• WHAT TO PRODUCE: Copy the items below verbatim, everything from the start of the items down to the line that contains "The opposite end 92 is at (927, 213).", both ends included.

------------------------

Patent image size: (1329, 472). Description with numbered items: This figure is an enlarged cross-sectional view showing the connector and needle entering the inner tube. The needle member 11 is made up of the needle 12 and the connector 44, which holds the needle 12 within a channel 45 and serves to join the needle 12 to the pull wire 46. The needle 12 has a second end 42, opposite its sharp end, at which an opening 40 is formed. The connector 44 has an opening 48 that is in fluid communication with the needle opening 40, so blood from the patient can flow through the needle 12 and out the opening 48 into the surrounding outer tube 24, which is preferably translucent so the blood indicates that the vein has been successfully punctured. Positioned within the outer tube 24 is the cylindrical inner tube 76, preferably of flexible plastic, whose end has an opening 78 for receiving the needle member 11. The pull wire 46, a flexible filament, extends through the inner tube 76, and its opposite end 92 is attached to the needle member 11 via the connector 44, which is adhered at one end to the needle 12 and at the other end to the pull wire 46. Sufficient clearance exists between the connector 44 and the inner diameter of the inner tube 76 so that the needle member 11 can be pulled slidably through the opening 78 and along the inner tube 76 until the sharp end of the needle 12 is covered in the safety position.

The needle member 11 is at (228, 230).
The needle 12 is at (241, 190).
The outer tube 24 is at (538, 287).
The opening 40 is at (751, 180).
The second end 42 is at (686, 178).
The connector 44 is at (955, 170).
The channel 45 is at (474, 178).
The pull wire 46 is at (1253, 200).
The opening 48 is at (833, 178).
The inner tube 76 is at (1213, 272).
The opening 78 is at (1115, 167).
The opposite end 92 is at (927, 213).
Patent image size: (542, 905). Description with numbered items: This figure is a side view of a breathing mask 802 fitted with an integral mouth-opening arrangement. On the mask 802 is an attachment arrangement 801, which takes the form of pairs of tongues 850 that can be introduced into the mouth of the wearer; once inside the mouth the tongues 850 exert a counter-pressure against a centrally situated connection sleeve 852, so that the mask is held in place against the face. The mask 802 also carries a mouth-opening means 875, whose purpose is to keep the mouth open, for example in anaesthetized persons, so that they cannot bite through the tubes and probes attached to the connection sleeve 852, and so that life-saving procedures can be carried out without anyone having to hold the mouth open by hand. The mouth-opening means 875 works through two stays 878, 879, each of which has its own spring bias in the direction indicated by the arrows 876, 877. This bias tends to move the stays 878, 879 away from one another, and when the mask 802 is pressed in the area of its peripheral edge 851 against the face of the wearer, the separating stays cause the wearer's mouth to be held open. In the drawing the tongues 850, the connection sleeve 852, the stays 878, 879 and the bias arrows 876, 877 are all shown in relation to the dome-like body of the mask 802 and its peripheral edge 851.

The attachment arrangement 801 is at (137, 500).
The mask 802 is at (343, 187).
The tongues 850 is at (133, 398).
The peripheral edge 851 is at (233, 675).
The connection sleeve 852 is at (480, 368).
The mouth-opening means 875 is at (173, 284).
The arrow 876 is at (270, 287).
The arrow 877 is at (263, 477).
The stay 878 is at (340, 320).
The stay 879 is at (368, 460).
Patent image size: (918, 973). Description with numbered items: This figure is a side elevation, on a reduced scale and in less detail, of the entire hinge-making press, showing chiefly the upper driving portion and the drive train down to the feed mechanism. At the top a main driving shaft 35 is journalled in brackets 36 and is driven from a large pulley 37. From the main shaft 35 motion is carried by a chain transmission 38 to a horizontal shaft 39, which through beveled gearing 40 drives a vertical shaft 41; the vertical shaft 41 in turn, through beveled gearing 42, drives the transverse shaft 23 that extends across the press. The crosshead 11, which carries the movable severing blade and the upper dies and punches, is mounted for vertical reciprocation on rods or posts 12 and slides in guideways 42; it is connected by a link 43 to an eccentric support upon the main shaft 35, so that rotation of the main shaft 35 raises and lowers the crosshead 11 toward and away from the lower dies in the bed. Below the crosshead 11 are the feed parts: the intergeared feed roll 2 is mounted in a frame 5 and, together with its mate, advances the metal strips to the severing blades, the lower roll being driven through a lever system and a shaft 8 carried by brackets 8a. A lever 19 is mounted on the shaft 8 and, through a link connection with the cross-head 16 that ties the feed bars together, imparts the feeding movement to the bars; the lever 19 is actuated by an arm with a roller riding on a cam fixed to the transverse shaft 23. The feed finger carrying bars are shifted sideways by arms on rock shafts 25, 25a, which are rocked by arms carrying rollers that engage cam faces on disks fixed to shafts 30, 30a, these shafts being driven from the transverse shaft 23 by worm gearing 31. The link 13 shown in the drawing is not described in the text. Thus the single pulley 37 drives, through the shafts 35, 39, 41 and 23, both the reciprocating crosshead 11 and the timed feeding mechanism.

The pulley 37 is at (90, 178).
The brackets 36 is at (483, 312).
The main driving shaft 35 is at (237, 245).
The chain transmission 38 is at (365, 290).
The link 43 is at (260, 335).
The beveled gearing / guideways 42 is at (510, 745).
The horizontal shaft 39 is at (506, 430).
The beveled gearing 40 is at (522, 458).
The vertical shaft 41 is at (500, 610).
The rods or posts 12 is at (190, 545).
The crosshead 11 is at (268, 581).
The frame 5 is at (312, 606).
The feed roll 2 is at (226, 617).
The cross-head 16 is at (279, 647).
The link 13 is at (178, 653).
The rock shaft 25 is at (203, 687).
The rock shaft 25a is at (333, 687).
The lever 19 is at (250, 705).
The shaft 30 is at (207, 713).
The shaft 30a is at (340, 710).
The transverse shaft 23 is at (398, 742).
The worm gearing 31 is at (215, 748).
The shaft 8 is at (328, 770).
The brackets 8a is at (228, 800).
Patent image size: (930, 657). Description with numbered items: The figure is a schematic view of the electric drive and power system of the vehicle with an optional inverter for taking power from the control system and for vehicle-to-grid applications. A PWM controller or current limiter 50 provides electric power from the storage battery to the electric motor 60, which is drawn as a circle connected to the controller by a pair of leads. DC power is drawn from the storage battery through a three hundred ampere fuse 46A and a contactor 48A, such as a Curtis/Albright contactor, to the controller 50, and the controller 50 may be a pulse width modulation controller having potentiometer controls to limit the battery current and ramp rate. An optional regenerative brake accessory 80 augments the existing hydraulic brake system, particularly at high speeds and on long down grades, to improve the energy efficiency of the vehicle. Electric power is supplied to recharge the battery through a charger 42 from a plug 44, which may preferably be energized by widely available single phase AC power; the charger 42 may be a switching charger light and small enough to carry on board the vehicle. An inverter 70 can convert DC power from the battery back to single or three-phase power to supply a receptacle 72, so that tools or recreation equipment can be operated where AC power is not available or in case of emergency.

------------------------

• FULL RESPONSE:
Patent image size: (1329, 472). Description with numbered items: This figure is an enlarged cross-sectional view showing the connector and needle entering the inner tube. The needle member 11 is made up of the needle 12 and the connector 44, which holds the needle 12 within a channel 45 and serves to join the needle 12 to the pull wire 46. The needle 12 has a second end 42, opposite its sharp end, at which an opening 40 is formed. The connector 44 has an opening 48 that is in fluid communication with the needle opening 40, so blood from the patient can flow through the needle 12 and out the opening 48 into the surrounding outer tube 24, which is preferably translucent so the blood indicates that the vein has been successfully punctured. Positioned within the outer tube 24 is the cylindrical inner tube 76, preferably of flexible plastic, whose end has an opening 78 for receiving the needle member 11. The pull wire 46, a flexible filament, extends through the inner tube 76, and its opposite end 92 is attached to the needle member 11 via the connector 44, which is adhered at one end to the needle 12 and at the other end to the pull wire 46. Sufficient clearance exists between the connector 44 and the inner diameter of the inner tube 76 so that the needle member 11 can be pulled slidably through the opening 78 and along the inner tube 76 until the sharp end of the needle 12 is covered in the safety position.

The needle member 11 is at (228, 230).
The needle 12 is at (241, 190).
The outer tube 24 is at (538, 287).
The opening 40 is at (751, 180).
The second end 42 is at (686, 178).
The connector 44 is at (955, 170).
The channel 45 is at (474, 178).
The pull wire 46 is at (1253, 200).
The opening 48 is at (833, 178).
The inner tube 76 is at (1213, 272).
The opening 78 is at (1115, 167).
The opposite end 92 is at (927, 213).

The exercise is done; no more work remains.